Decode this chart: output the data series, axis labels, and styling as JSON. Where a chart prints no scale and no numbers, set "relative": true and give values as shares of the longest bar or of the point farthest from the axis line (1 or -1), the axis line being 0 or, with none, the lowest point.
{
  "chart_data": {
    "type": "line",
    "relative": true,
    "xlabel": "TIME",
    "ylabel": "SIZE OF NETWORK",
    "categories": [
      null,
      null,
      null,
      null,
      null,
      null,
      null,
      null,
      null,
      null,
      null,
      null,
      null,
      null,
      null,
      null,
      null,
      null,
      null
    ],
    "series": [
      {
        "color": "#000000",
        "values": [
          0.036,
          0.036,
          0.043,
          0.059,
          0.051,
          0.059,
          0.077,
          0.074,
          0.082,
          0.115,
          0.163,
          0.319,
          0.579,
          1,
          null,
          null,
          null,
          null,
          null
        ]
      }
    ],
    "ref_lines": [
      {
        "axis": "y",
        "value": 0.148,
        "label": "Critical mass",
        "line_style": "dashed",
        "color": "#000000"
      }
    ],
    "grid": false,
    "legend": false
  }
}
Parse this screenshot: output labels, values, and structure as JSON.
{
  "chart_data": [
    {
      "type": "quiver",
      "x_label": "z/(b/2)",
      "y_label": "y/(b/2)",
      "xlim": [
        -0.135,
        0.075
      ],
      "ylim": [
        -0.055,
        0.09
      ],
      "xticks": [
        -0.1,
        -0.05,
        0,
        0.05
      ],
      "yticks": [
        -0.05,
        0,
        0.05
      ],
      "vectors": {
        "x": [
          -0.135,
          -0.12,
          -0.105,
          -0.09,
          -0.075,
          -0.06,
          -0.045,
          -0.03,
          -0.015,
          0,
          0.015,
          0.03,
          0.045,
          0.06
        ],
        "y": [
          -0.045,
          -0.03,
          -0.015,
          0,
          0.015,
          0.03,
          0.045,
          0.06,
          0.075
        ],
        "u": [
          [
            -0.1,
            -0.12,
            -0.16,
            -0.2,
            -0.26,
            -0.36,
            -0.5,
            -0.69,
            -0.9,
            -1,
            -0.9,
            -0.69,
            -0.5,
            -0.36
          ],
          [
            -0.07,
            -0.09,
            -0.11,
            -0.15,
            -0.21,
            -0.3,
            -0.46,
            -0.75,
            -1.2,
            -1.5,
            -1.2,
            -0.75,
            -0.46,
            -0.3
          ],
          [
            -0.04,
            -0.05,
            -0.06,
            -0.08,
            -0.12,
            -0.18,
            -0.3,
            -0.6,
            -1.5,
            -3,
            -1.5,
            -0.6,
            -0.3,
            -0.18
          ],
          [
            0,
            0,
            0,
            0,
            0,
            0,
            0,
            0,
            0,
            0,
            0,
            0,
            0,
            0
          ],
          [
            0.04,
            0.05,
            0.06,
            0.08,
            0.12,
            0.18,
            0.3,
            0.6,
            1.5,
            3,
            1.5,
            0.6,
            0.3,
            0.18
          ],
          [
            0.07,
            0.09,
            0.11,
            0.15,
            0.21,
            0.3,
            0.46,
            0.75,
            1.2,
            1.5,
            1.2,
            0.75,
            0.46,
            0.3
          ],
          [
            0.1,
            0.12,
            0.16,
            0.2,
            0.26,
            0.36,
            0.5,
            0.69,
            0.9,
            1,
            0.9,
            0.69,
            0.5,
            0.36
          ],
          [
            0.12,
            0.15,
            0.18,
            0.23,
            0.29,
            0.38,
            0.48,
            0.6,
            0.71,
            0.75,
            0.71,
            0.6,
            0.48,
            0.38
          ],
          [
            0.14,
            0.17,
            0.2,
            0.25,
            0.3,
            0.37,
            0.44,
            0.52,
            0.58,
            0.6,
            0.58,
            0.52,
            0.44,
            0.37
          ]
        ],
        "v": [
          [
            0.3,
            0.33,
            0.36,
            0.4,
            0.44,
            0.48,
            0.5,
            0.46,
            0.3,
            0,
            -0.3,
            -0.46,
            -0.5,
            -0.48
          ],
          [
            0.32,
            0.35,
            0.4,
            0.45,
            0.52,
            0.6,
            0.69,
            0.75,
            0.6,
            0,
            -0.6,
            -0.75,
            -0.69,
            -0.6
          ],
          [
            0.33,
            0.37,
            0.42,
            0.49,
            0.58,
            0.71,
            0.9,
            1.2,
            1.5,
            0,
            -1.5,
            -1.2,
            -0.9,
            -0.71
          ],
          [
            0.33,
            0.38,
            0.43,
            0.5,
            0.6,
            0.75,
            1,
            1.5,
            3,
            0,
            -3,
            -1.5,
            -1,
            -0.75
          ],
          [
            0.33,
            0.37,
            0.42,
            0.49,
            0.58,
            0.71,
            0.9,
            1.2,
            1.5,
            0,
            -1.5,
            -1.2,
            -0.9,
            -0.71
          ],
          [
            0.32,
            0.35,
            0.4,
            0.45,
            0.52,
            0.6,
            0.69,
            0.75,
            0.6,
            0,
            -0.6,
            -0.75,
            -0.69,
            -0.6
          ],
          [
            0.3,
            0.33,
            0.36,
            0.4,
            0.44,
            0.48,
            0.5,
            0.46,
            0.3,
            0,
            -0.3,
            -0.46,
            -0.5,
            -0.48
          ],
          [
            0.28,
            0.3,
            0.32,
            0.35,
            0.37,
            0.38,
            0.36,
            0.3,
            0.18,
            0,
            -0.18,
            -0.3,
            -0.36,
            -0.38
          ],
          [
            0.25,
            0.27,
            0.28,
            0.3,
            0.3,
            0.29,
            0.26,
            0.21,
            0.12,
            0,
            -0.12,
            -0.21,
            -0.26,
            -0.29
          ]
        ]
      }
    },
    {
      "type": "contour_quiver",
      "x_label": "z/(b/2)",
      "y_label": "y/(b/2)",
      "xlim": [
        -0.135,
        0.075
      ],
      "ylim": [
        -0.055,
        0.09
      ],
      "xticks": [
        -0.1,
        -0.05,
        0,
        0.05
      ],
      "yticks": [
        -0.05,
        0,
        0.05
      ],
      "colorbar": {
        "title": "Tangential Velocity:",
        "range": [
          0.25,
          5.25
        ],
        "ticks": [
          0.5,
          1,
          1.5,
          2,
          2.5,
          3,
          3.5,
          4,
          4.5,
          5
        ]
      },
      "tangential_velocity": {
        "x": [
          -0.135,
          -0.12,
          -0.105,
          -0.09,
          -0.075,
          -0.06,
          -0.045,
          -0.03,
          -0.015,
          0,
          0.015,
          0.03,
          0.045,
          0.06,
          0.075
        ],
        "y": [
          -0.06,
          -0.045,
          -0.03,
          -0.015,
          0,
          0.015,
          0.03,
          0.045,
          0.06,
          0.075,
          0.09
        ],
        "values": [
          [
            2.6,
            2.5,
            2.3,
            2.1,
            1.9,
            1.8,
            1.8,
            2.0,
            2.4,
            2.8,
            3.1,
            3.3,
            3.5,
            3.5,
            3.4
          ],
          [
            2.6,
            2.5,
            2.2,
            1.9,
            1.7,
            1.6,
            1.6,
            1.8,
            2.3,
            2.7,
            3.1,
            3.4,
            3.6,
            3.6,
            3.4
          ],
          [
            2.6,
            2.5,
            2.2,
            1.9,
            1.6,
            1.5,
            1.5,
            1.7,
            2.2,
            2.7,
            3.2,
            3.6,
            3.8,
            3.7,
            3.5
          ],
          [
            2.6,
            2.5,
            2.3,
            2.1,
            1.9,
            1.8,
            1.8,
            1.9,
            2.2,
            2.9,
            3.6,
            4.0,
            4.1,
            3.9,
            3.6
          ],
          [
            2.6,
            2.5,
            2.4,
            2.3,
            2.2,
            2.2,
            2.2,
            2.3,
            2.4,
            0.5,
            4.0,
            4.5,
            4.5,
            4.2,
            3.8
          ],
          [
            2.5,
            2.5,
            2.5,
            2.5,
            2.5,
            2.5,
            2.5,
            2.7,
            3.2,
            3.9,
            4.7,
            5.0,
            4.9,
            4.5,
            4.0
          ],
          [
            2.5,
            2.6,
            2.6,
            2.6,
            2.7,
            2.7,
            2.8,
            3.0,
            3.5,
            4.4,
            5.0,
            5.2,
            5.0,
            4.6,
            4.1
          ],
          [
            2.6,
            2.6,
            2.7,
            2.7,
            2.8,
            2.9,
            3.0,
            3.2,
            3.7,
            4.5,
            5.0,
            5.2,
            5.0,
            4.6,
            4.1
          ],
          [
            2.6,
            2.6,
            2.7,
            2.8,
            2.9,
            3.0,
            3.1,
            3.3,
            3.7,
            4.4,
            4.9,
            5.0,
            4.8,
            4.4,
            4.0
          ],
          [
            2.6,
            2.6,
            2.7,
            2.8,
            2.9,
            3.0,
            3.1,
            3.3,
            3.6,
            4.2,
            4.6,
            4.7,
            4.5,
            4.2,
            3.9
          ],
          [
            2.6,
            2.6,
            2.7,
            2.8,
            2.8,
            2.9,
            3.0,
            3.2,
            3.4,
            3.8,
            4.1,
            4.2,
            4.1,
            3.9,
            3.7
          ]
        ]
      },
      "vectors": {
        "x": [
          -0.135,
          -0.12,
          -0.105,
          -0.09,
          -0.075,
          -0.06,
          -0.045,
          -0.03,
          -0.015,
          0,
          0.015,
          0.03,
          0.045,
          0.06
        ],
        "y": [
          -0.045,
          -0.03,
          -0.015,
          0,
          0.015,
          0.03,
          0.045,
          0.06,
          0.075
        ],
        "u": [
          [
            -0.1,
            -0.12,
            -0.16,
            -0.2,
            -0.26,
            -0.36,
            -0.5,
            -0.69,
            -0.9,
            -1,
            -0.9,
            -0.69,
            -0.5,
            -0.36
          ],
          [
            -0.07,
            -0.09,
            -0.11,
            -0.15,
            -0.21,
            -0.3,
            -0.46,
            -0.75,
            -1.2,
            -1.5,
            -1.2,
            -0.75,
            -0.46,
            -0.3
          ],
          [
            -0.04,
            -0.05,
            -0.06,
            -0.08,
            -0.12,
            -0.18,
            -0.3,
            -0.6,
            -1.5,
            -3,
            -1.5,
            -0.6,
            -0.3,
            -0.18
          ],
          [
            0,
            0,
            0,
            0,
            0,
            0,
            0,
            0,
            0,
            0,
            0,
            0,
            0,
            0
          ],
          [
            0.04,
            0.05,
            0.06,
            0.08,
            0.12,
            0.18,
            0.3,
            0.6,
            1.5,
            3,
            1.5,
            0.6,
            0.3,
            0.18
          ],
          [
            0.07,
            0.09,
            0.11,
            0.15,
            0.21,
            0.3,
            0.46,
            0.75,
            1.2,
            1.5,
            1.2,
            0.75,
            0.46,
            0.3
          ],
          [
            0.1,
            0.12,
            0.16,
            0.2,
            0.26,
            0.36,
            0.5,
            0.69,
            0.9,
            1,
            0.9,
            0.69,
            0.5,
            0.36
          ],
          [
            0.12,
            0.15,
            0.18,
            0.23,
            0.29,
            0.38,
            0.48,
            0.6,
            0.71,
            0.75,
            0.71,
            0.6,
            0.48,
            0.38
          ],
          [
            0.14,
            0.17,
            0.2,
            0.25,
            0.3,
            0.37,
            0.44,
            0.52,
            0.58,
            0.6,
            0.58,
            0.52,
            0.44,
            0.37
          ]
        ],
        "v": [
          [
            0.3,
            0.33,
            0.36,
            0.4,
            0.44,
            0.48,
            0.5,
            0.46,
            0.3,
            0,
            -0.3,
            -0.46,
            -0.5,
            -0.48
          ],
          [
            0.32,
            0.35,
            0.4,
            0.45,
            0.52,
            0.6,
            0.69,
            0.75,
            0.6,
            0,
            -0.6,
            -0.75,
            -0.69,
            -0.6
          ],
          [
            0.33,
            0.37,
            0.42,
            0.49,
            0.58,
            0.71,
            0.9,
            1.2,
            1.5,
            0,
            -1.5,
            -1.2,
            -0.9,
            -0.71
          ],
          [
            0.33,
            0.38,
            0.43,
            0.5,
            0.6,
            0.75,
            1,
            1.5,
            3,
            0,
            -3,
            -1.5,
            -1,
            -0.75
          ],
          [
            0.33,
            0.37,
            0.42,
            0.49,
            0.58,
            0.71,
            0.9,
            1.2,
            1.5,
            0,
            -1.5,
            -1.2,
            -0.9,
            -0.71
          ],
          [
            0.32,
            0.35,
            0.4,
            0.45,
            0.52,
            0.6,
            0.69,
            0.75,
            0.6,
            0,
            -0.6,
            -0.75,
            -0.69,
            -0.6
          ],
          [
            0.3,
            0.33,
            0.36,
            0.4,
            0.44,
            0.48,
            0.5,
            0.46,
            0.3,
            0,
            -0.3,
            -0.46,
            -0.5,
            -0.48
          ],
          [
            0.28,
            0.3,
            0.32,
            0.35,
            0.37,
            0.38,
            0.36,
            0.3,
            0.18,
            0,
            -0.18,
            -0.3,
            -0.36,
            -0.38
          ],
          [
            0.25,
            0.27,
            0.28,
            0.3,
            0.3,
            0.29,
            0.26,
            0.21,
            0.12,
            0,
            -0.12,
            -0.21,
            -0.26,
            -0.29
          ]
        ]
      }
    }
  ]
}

····················

Your answer should be one number: how many lines in the material above contain the string "type".

3